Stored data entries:
▼

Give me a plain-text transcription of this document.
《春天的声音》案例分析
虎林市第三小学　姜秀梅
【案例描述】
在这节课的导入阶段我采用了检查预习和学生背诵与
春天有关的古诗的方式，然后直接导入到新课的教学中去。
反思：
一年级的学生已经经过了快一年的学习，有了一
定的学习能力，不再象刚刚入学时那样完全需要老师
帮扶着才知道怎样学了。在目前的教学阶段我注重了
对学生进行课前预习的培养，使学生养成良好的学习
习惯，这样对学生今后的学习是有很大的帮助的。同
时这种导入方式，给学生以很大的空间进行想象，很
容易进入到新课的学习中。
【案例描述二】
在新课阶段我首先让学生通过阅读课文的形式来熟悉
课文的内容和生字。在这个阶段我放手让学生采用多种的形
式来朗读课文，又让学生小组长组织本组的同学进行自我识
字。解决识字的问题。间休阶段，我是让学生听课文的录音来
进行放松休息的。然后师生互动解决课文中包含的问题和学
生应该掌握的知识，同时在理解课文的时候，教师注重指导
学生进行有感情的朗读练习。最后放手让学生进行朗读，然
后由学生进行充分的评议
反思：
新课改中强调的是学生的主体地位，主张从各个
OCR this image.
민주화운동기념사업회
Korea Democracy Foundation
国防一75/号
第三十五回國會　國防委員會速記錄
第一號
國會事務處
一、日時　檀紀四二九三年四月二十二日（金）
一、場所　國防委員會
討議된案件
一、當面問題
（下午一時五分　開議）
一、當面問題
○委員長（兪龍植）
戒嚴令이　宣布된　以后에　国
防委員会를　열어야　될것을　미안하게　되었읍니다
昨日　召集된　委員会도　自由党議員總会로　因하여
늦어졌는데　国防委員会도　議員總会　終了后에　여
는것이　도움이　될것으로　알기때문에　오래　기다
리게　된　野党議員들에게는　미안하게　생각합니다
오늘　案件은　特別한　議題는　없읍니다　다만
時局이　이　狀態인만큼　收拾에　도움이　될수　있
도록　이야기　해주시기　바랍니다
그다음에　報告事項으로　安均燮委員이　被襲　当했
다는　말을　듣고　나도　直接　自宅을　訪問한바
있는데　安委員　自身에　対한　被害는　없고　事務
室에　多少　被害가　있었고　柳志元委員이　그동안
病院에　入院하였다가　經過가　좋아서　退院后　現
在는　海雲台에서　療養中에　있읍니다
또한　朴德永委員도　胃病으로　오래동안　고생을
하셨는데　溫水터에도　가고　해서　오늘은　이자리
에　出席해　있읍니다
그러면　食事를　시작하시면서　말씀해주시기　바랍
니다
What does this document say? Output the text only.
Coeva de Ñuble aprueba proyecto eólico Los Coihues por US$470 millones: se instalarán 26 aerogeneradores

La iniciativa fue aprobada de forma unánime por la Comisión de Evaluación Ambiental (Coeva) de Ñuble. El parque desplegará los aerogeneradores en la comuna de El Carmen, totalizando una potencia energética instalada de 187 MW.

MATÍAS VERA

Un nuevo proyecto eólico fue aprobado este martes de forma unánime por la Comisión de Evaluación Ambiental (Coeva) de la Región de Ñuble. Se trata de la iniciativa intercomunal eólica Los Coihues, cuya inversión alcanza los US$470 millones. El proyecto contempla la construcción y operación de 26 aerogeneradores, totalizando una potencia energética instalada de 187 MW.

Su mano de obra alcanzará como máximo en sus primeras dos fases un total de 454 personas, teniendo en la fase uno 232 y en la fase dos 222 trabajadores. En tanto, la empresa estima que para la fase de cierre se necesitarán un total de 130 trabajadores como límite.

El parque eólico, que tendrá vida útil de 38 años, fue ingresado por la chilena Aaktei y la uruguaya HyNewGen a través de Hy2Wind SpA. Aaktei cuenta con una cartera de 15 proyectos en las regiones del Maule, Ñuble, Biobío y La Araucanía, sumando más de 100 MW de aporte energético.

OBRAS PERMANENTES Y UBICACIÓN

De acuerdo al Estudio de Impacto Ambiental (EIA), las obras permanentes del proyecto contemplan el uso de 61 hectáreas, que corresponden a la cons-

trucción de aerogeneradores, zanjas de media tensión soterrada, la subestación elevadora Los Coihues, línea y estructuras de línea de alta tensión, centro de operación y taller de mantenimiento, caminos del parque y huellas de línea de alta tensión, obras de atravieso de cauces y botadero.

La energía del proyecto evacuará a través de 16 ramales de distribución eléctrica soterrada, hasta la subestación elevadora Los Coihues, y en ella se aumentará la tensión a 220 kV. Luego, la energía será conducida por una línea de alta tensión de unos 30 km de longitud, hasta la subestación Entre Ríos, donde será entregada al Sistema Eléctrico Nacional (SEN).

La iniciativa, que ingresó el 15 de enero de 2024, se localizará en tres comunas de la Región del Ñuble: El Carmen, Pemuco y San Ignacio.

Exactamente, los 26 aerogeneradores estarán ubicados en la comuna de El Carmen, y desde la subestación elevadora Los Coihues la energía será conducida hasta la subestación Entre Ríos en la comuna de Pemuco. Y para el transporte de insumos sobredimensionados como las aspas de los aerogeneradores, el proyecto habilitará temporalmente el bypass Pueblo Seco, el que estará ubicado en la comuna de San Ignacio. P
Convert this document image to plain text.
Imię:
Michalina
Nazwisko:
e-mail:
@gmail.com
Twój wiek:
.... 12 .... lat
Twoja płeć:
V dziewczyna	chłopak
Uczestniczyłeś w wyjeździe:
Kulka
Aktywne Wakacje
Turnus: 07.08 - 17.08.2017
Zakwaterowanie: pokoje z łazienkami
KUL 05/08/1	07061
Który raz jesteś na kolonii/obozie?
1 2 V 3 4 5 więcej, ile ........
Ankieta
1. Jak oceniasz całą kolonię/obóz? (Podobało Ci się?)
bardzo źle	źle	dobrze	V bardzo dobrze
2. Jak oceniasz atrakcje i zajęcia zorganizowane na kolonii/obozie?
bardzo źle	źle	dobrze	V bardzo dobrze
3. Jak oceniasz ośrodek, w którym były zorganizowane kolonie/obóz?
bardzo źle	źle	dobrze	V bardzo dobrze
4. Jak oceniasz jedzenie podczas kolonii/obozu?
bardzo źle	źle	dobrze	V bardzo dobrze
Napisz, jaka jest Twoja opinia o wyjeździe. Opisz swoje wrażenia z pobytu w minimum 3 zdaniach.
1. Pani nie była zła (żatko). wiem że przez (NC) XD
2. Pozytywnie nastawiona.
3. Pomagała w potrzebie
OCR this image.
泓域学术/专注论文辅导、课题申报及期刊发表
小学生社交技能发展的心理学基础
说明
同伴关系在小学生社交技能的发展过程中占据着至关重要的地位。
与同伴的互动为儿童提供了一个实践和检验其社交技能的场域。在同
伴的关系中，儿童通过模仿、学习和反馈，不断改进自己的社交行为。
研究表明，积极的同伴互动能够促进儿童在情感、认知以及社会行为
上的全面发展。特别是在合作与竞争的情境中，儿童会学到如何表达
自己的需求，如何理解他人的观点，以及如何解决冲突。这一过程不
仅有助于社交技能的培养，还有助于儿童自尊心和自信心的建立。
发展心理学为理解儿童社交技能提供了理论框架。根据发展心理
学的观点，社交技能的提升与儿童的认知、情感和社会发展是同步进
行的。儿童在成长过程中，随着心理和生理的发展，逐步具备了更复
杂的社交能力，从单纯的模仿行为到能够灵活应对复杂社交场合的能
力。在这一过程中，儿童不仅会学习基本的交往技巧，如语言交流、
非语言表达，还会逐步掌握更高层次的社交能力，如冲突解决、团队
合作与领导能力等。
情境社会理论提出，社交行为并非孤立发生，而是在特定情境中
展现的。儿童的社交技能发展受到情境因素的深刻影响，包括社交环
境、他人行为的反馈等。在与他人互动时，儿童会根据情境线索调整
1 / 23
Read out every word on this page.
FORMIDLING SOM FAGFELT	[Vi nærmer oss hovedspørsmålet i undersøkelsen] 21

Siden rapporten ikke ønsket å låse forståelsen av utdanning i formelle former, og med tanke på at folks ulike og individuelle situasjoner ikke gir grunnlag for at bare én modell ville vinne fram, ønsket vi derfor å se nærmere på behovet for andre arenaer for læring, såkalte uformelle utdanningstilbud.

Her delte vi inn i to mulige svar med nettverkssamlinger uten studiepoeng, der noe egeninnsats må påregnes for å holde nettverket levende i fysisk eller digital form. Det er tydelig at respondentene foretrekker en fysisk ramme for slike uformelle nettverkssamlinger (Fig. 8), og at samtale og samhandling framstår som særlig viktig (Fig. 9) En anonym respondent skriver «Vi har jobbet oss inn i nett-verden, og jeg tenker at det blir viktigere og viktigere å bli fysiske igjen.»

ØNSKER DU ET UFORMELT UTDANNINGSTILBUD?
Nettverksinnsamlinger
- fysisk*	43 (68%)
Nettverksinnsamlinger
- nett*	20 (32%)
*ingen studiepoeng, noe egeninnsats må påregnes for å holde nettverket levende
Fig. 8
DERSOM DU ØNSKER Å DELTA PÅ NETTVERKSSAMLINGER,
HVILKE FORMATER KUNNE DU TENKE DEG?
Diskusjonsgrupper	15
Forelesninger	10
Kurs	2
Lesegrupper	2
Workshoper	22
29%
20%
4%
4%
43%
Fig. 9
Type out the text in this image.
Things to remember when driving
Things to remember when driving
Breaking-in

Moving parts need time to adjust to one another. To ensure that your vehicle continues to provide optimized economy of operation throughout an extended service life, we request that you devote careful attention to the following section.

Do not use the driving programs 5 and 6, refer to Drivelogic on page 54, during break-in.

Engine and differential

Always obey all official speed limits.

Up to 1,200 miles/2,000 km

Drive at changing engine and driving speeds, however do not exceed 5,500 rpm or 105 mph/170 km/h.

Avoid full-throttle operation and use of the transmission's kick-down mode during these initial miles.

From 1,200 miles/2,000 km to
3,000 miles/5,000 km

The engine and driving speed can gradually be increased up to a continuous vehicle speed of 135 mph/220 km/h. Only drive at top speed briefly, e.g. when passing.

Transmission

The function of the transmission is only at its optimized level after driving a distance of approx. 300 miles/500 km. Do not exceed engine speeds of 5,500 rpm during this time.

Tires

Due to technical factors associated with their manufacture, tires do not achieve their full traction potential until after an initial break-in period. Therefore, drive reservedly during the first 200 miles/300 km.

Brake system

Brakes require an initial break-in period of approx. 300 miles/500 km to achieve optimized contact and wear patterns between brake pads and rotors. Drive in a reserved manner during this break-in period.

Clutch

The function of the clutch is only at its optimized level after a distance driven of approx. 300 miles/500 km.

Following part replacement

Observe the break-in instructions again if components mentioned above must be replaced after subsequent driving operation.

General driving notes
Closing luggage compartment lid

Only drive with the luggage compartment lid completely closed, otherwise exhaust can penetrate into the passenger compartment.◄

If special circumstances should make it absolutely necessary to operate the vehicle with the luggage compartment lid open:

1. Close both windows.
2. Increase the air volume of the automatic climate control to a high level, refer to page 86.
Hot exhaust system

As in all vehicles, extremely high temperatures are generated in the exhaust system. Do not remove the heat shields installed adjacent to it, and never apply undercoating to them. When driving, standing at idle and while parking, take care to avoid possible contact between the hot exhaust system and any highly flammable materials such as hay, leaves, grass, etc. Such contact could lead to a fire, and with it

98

▲

What is needed :: Every line that holds the word "como" should be extracted.

Solution for this task ::
Su mano de obra alcanzará como máximo en sus primeras dos fases un total de 454 personas, teniendo en la fase uno 232 y en la fase dos 222 trabajadores. En tanto, la empresa estima que para la fase de cierre se necesitarán un total de 130 trabajadores como límite.
Exactamente, los 26 aerogeneradores estarán ubicados en la comuna de El Carmen, y desde la subestación elevadora Los Coihues la energía será conducida hasta la subestación Entre Ríos en la comuna de Pemuco. Y para el transporte de insumos sobredimensionados como las aspas de los aerogeneradores, el proyecto habilitará temporalmente el bypass Pueblo Seco, el que estará ubicado en la comuna de San Ignacio. P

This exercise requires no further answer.